TASK DIRECTIONS: From the listing below, count the lines where the string "speed" occurs. Give the number, with no other words.

Records about charts and figures:
-- begin --

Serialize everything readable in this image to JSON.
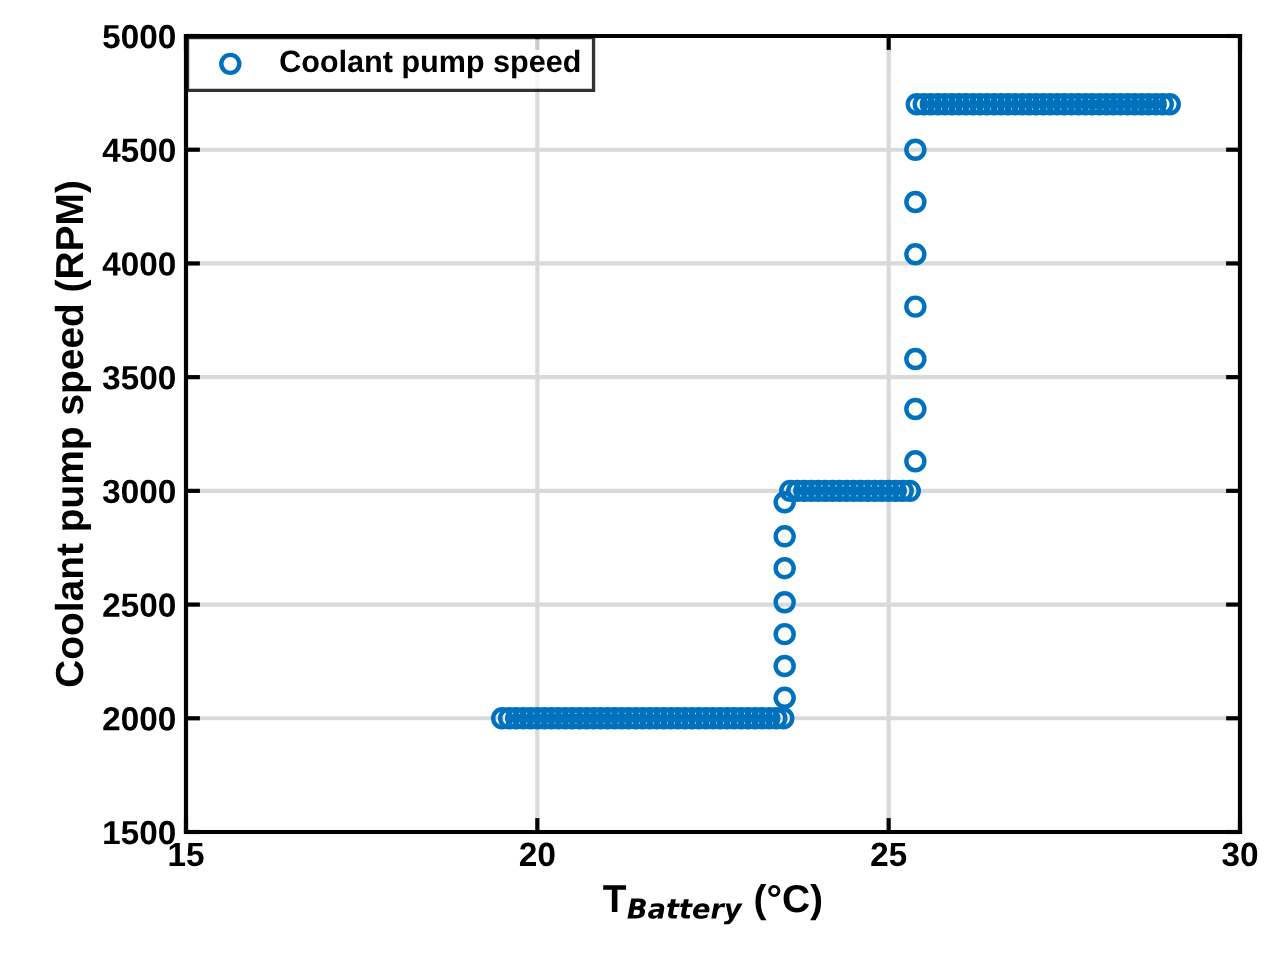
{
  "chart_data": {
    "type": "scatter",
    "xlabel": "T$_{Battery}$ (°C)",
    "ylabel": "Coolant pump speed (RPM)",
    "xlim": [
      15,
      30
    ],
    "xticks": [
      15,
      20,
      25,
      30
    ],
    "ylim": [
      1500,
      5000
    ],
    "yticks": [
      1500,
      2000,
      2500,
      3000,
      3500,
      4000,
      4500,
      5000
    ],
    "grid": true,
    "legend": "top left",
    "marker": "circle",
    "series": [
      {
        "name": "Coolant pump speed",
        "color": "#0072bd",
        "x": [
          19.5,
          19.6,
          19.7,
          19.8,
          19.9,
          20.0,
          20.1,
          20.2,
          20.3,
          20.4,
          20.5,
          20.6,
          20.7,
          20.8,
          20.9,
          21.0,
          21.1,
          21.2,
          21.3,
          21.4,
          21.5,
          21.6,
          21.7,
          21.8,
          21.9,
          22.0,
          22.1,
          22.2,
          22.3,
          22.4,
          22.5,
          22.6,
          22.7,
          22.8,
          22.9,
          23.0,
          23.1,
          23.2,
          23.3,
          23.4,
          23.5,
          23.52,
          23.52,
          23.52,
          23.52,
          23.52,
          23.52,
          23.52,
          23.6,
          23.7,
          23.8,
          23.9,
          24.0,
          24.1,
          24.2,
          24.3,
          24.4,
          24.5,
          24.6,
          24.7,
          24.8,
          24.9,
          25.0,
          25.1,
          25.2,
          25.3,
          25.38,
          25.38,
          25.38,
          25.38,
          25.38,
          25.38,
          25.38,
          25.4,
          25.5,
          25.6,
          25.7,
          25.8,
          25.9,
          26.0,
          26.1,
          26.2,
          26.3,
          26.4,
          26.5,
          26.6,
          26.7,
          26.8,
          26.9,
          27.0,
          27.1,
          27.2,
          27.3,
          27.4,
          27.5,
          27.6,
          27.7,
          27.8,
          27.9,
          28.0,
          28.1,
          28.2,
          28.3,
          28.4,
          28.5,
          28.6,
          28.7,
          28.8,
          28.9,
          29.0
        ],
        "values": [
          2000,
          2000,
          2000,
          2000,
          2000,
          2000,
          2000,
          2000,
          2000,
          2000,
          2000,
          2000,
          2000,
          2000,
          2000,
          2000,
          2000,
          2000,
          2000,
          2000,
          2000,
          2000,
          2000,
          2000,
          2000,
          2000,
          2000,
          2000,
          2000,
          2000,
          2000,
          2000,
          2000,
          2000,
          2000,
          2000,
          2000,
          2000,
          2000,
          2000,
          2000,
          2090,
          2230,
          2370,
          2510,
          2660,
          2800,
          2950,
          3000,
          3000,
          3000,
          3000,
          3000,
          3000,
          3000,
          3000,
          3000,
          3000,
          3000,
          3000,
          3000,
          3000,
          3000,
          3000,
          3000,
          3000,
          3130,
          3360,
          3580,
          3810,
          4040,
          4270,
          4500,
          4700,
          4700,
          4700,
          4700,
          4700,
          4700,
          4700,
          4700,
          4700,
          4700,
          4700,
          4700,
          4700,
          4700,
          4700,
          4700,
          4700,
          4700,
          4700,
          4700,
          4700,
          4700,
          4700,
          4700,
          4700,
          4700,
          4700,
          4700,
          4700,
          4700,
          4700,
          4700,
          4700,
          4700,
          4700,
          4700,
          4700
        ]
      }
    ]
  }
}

-- end --

OUTPUT OF THE EXERCISE: 2